Problem: Go through each line of the records below and count those with the word "آگاهی". Give only the count.

[start Records]

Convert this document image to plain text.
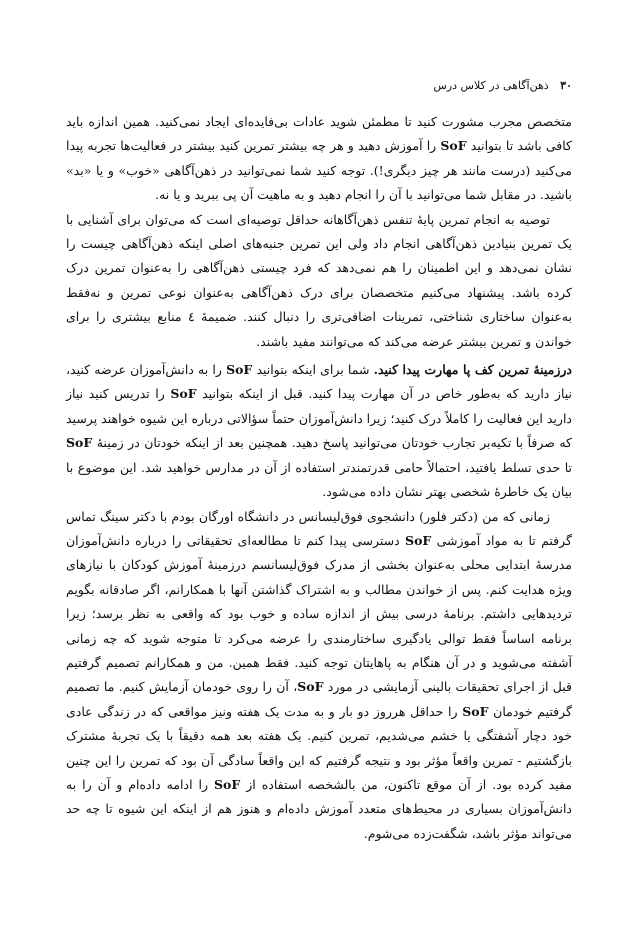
۳۰ ذهن‌آگاهی در کلاس درس

متخصص مجرب مشورت کنید تا مطمئن شوید عادات بی‌فایده‌ای ایجاد نمی‌کنید. همین اندازه باید کافی باشد تا بتوانید SoF را آموزش دهید و هر چه بیشتر تمرین کنید بیشتر در فعالیت‌ها تجربه پیدا می‌کنید (درست مانند هر چیز دیگری!). توجه کنید شما نمی‌توانید در ذهن‌آگاهی «خوب» و یا «بد» باشید. در مقابل شما می‌توانید با آن را انجام دهید و به ماهیت آن پی ببرید و یا نه.

توصیه به انجام تمرین پایهٔ تنفس ذهن‌آگاهانه حداقل توصیه‌ای است که می‌توان برای آشنایی با یک تمرین بنیادین ذهن‌آگاهی انجام داد ولی این تمرین جنبه‌های اصلی اینکه ذهن‌آگاهی چیست را نشان نمی‌دهد و این اطمینان را هم نمی‌دهد که فرد چیستی ذهن‌آگاهی را به‌عنوان تمرین درک کرده باشد. پیشنهاد می‌کنیم متخصصان برای درک ذهن‌آگاهی به‌عنوان نوعی تمرین و نه‌فقط به‌عنوان ساختاری شناختی، تمرینات اضافی‌تری را دنبال کنند. ضمیمهٔ ٤ منابع بیشتری را برای خواندن و تمرین بیشتر عرضه می‌کند که می‌توانند مفید باشند.

درزمینهٔ تمرین کف پا مهارت پیدا کنید. شما برای اینکه بتوانید SoF را به دانش‌آموزان عرضه کنید، نیاز دارید که به‌طور خاص در آن مهارت پیدا کنید. قبل از اینکه بتوانید SoF را تدریس کنید نیاز دارید این فعالیت را کاملاً درک کنید؛ زیرا دانش‌آموزان حتماً سؤالاتی درباره این شیوه خواهند پرسید که صرفاً با تکیه‌بر تجارب خودتان می‌توانید پاسخ دهید. همچنین بعد از اینکه خودتان در زمینهٔ SoF تا حدی تسلط یافتید، احتمالاً حامی قدرتمندتر استفاده از آن در مدارس خواهید شد. این موضوع با بیان یک خاطرهٔ شخصی بهتر نشان داده می‌شود.

زمانی که من (دکتر فلور) دانشجوی فوق‌لیسانس در دانشگاه اورگان بودم با دکتر سینگ تماس گرفتم تا به مواد آموزشی SoF دسترسی پیدا کنم تا مطالعه‌ای تحقیقاتی را درباره دانش‌آموزان مدرسهٔ ابتدایی محلی به‌عنوان بخشی از مدرک فوق‌لیسانسم درزمینهٔ آموزش کودکان با نیازهای ویژه هدایت کنم. پس از خواندن مطالب و به اشتراک گذاشتن آنها با همکارانم، اگر صادقانه بگویم تردیدهایی داشتم. برنامهٔ درسی بیش از اندازه ساده و خوب بود که واقعی به نظر برسد؛ زیرا برنامه اساساً فقط توالی یادگیری ساختارمندی را عرضه می‌کرد تا متوجه شوید که چه زمانی آشفته می‌شوید و در آن هنگام به پاهایتان توجه کنید. فقط همین. من و همکارانم تصمیم گرفتیم قبل از اجرای تحقیقات بالینی آزمایشی در مورد SoF، آن را روی خودمان آزمایش کنیم. ما تصمیم گرفتیم خودمان SoF را حداقل هرروز دو بار و به مدت یک هفته ونیز مواقعی که در زندگی عادی خود دچار آشفتگی یا خشم می‌شدیم، تمرین کنیم. یک هفته بعد همه دقیقاً با یک تجربهٔ مشترک بازگشتیم - تمرین واقعاً مؤثر بود و نتیجه گرفتیم که این واقعاً سادگی آن بود که تمرین را این چنین مفید کرده بود. از آن موقع تاکنون، من بالشخصه استفاده از SoF را ادامه داده‌ام و آن را به دانش‌آموزان بسیاری در محیط‌های متعدد آموزش داده‌ام و هنوز هم از اینکه این شیوه تا چه حد می‌تواند مؤثر باشد، شگفت‌زده می‌شوم.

[end Records]

Answer to this problem: 3